— begin —

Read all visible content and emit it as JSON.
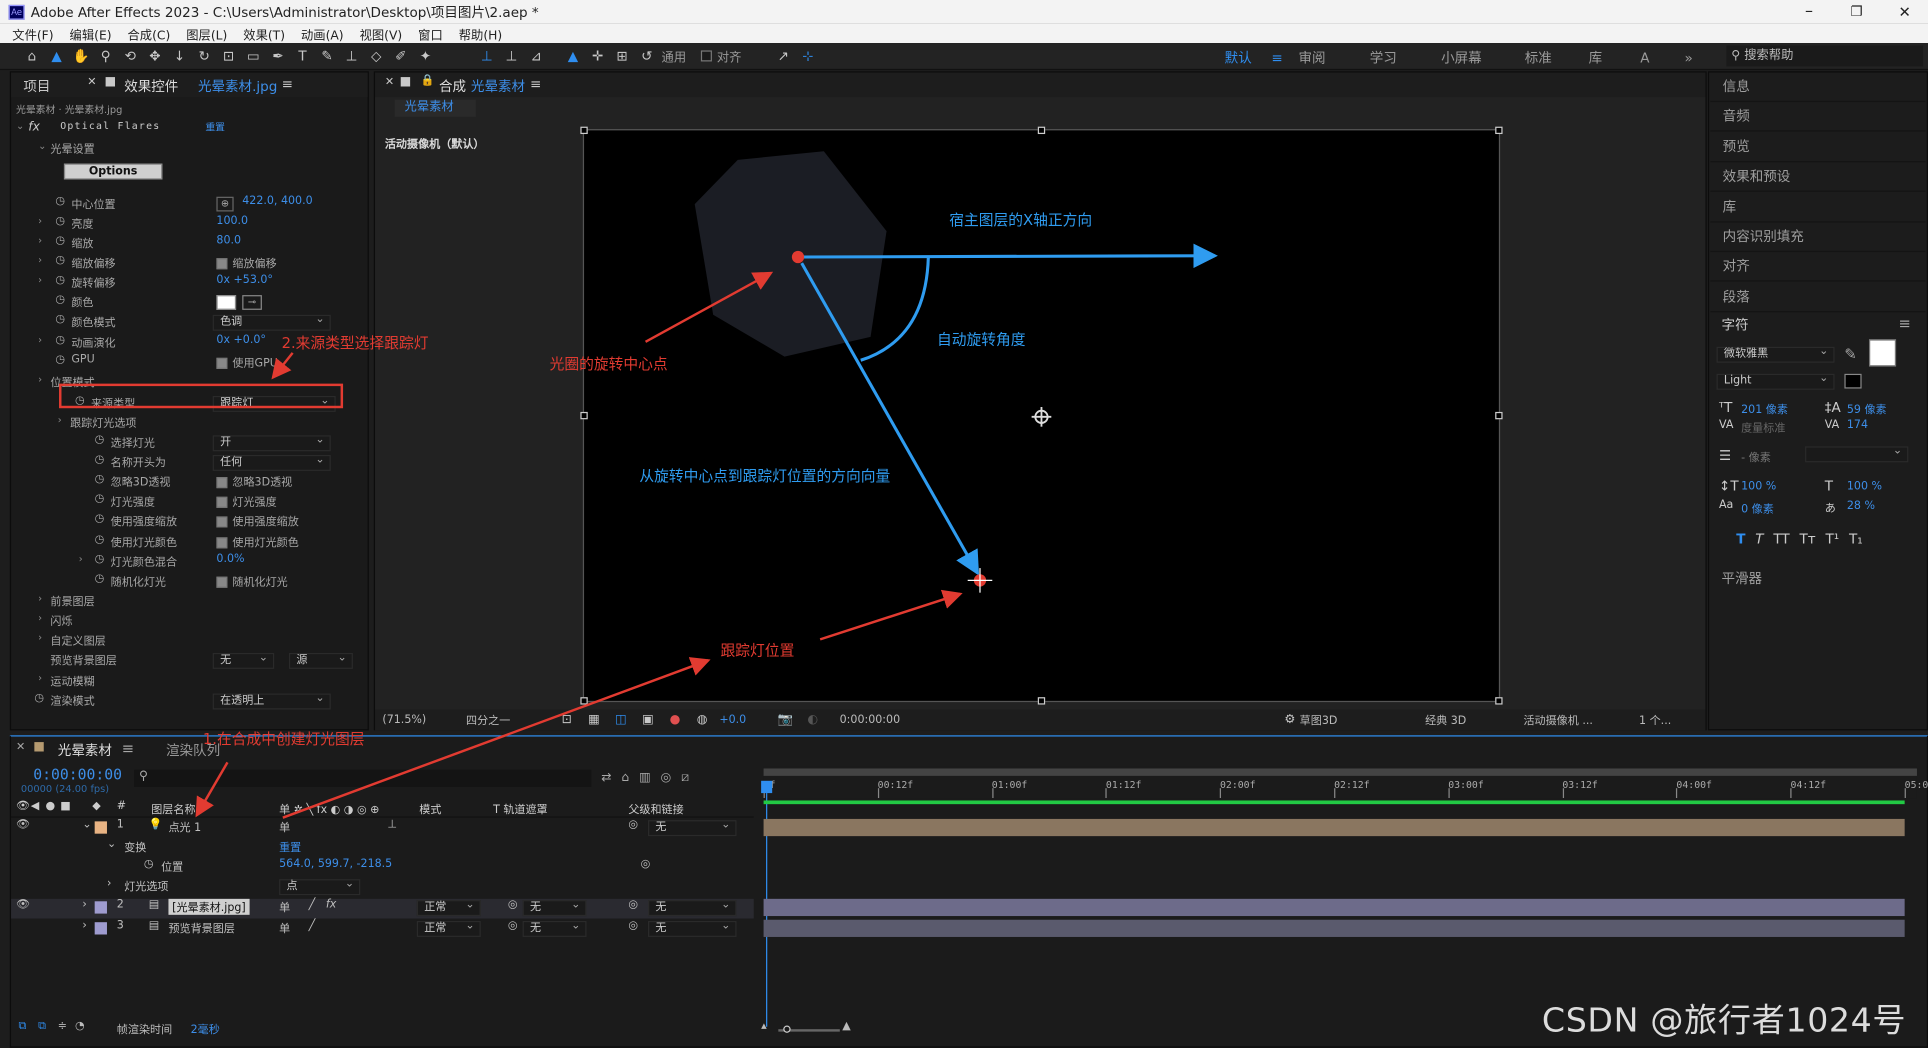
{
  "window": {
    "title": "Adobe After Effects 2023 - C:\\Users\\Administrator\\Desktop\\项目图片\\2.aep *",
    "controls": [
      "–",
      "❐",
      "✕"
    ]
  },
  "menu": [
    "文件(F)",
    "编辑(E)",
    "合成(C)",
    "图层(L)",
    "效果(T)",
    "动画(A)",
    "视图(V)",
    "窗口",
    "帮助(H)"
  ],
  "toolbar": {
    "snap_label": "通用",
    "align_label": "对齐",
    "workspaces": [
      "默认",
      "审阅",
      "学习",
      "小屏幕",
      "标准",
      "库",
      "A"
    ],
    "search_placeholder": "搜索帮助"
  },
  "effect_panel": {
    "tabs": {
      "project": "项目",
      "effects": "效果控件",
      "effects_file": "光晕素材.jpg"
    },
    "breadcrumb": "光晕素材 · 光晕素材.jpg",
    "effect_name": "Optical Flares",
    "reset": "重置",
    "flare_settings": "光晕设置",
    "options_button": "Options",
    "props": [
      {
        "label": "中心位置",
        "value": "422.0, 400.0"
      },
      {
        "label": "亮度",
        "value": "100.0"
      },
      {
        "label": "缩放",
        "value": "80.0"
      },
      {
        "label": "缩放偏移",
        "value": "缩放偏移"
      },
      {
        "label": "旋转偏移",
        "value": "0x +53.0°"
      },
      {
        "label": "颜色",
        "value": ""
      },
      {
        "label": "颜色模式",
        "value": "色调"
      },
      {
        "label": "动画演化",
        "value": "0x +0.0°"
      },
      {
        "label": "GPU",
        "value": "使用GPU"
      },
      {
        "label": "位置模式",
        "value": ""
      },
      {
        "label": "来源类型",
        "value": "跟踪灯"
      },
      {
        "label": "跟踪灯光选项",
        "value": ""
      },
      {
        "label": "选择灯光",
        "value": "开"
      },
      {
        "label": "名称开头为",
        "value": "任何"
      },
      {
        "label": "忽略3D透视",
        "value": "忽略3D透视"
      },
      {
        "label": "灯光强度",
        "value": "灯光强度"
      },
      {
        "label": "使用强度缩放",
        "value": "使用强度缩放"
      },
      {
        "label": "使用灯光颜色",
        "value": "使用灯光颜色"
      },
      {
        "label": "灯光颜色混合",
        "value": "0.0%"
      },
      {
        "label": "随机化灯光",
        "value": "随机化灯光"
      },
      {
        "label": "前景图层",
        "value": ""
      },
      {
        "label": "闪烁",
        "value": ""
      },
      {
        "label": "自定义图层",
        "value": ""
      },
      {
        "label": "预览背景图层",
        "value": "无"
      },
      {
        "label": "运动模糊",
        "value": ""
      },
      {
        "label": "渲染模式",
        "value": "在透明上"
      }
    ],
    "preview_source": "源"
  },
  "composition": {
    "tab": "合成",
    "tab_name": "光晕素材",
    "subtab": "光晕素材",
    "camera": "活动摄像机（默认）",
    "footer": {
      "zoom": "(71.5%)",
      "resolution": "四分之一",
      "exposure": "+0.0",
      "timecode": "0:00:00:00",
      "draft3d": "草图3D",
      "renderer": "经典 3D",
      "camera": "活动摄像机 ...",
      "views": "1 个..."
    }
  },
  "annotations": {
    "x_axis": "宿主图层的X轴正方向",
    "auto_rotate": "自动旋转角度",
    "center": "光圈的旋转中心点",
    "vector": "从旋转中心点到跟踪灯位置的方向向量",
    "light_pos": "跟踪灯位置",
    "step1": "1.在合成中创建灯光图层",
    "step2": "2.来源类型选择跟踪灯"
  },
  "right_panel": {
    "items": [
      "信息",
      "音频",
      "预览",
      "效果和预设",
      "库",
      "内容识别填充",
      "对齐",
      "段落"
    ],
    "char_title": "字符",
    "font": "微软雅黑",
    "style": "Light",
    "size": "201 像素",
    "leading": "59 像素",
    "kerning": "度量标准",
    "tracking": "174",
    "stroke": "- 像素",
    "vscale": "100 %",
    "hscale": "100 %",
    "baseline": "0 像素",
    "tsume": "28 %",
    "smoother": "平滑器"
  },
  "timeline": {
    "tab": "光晕素材",
    "render_queue": "渲染队列",
    "timecode": "0:00:00:00",
    "fps": "00000 (24.00 fps)",
    "headers": {
      "num": "#",
      "name": "图层名称",
      "mode": "模式",
      "trkmat": "T  轨道遮罩",
      "parent": "父级和链接"
    },
    "ruler": [
      "0f",
      "00:12f",
      "01:00f",
      "01:12f",
      "02:00f",
      "02:12f",
      "03:00f",
      "03:12f",
      "04:00f",
      "04:12f",
      "05:0"
    ],
    "layers": [
      {
        "num": "1",
        "name": "点光 1",
        "parent": "无"
      },
      {
        "num": "2",
        "name": "[光晕素材.jpg]",
        "mode": "正常",
        "mat": "无",
        "parent": "无"
      },
      {
        "num": "3",
        "name": "预览背景图层",
        "mode": "正常",
        "mat": "无",
        "parent": "无"
      }
    ],
    "transform": "变换",
    "transform_reset": "重置",
    "position": "位置",
    "position_value": "564.0, 599.7, -218.5",
    "light_options": "灯光选项",
    "light_type": "点",
    "render_time_label": "帧渲染时间",
    "render_time": "2毫秒"
  },
  "watermark": "CSDN @旅行者1024号"
}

— end —

Brief:
Every entry should be returned exactly as written, minus the pictures.

Finished answer:
Read all visible content and emit it as JSON.
{
  "window": {
    "title": "Adobe After Effects 2023 - C:\\Users\\Administrator\\Desktop\\项目图片\\2.aep *",
    "controls": [
      "–",
      "❐",
      "✕"
    ]
  },
  "menu": [
    "文件(F)",
    "编辑(E)",
    "合成(C)",
    "图层(L)",
    "效果(T)",
    "动画(A)",
    "视图(V)",
    "窗口",
    "帮助(H)"
  ],
  "toolbar": {
    "snap_label": "通用",
    "align_label": "对齐",
    "workspaces": [
      "默认",
      "审阅",
      "学习",
      "小屏幕",
      "标准",
      "库",
      "A"
    ],
    "search_placeholder": "搜索帮助"
  },
  "effect_panel": {
    "tabs": {
      "project": "项目",
      "effects": "效果控件",
      "effects_file": "光晕素材.jpg"
    },
    "breadcrumb": "光晕素材 · 光晕素材.jpg",
    "effect_name": "Optical Flares",
    "reset": "重置",
    "flare_settings": "光晕设置",
    "options_button": "Options",
    "props": [
      {
        "label": "中心位置",
        "value": "422.0, 400.0"
      },
      {
        "label": "亮度",
        "value": "100.0"
      },
      {
        "label": "缩放",
        "value": "80.0"
      },
      {
        "label": "缩放偏移",
        "value": "缩放偏移"
      },
      {
        "label": "旋转偏移",
        "value": "0x +53.0°"
      },
      {
        "label": "颜色",
        "value": ""
      },
      {
        "label": "颜色模式",
        "value": "色调"
      },
      {
        "label": "动画演化",
        "value": "0x +0.0°"
      },
      {
        "label": "GPU",
        "value": "使用GPU"
      },
      {
        "label": "位置模式",
        "value": ""
      },
      {
        "label": "来源类型",
        "value": "跟踪灯"
      },
      {
        "label": "跟踪灯光选项",
        "value": ""
      },
      {
        "label": "选择灯光",
        "value": "开"
      },
      {
        "label": "名称开头为",
        "value": "任何"
      },
      {
        "label": "忽略3D透视",
        "value": "忽略3D透视"
      },
      {
        "label": "灯光强度",
        "value": "灯光强度"
      },
      {
        "label": "使用强度缩放",
        "value": "使用强度缩放"
      },
      {
        "label": "使用灯光颜色",
        "value": "使用灯光颜色"
      },
      {
        "label": "灯光颜色混合",
        "value": "0.0%"
      },
      {
        "label": "随机化灯光",
        "value": "随机化灯光"
      },
      {
        "label": "前景图层",
        "value": ""
      },
      {
        "label": "闪烁",
        "value": ""
      },
      {
        "label": "自定义图层",
        "value": ""
      },
      {
        "label": "预览背景图层",
        "value": "无"
      },
      {
        "label": "运动模糊",
        "value": ""
      },
      {
        "label": "渲染模式",
        "value": "在透明上"
      }
    ],
    "preview_source": "源"
  },
  "composition": {
    "tab": "合成",
    "tab_name": "光晕素材",
    "subtab": "光晕素材",
    "camera": "活动摄像机（默认）",
    "footer": {
      "zoom": "(71.5%)",
      "resolution": "四分之一",
      "exposure": "+0.0",
      "timecode": "0:00:00:00",
      "draft3d": "草图3D",
      "renderer": "经典 3D",
      "camera": "活动摄像机 ...",
      "views": "1 个..."
    }
  },
  "annotations": {
    "x_axis": "宿主图层的X轴正方向",
    "auto_rotate": "自动旋转角度",
    "center": "光圈的旋转中心点",
    "vector": "从旋转中心点到跟踪灯位置的方向向量",
    "light_pos": "跟踪灯位置",
    "step1": "1.在合成中创建灯光图层",
    "step2": "2.来源类型选择跟踪灯"
  },
  "right_panel": {
    "items": [
      "信息",
      "音频",
      "预览",
      "效果和预设",
      "库",
      "内容识别填充",
      "对齐",
      "段落"
    ],
    "char_title": "字符",
    "font": "微软雅黑",
    "style": "Light",
    "size": "201 像素",
    "leading": "59 像素",
    "kerning": "度量标准",
    "tracking": "174",
    "stroke": "- 像素",
    "vscale": "100 %",
    "hscale": "100 %",
    "baseline": "0 像素",
    "tsume": "28 %",
    "smoother": "平滑器"
  },
  "timeline": {
    "tab": "光晕素材",
    "render_queue": "渲染队列",
    "timecode": "0:00:00:00",
    "fps": "00000 (24.00 fps)",
    "headers": {
      "num": "#",
      "name": "图层名称",
      "mode": "模式",
      "trkmat": "T  轨道遮罩",
      "parent": "父级和链接"
    },
    "ruler": [
      "0f",
      "00:12f",
      "01:00f",
      "01:12f",
      "02:00f",
      "02:12f",
      "03:00f",
      "03:12f",
      "04:00f",
      "04:12f",
      "05:0"
    ],
    "layers": [
      {
        "num": "1",
        "name": "点光 1",
        "parent": "无"
      },
      {
        "num": "2",
        "name": "[光晕素材.jpg]",
        "mode": "正常",
        "mat": "无",
        "parent": "无"
      },
      {
        "num": "3",
        "name": "预览背景图层",
        "mode": "正常",
        "mat": "无",
        "parent": "无"
      }
    ],
    "transform": "变换",
    "transform_reset": "重置",
    "position": "位置",
    "position_value": "564.0, 599.7, -218.5",
    "light_options": "灯光选项",
    "light_type": "点",
    "render_time_label": "帧渲染时间",
    "render_time": "2毫秒"
  },
  "watermark": "CSDN @旅行者1024号"
}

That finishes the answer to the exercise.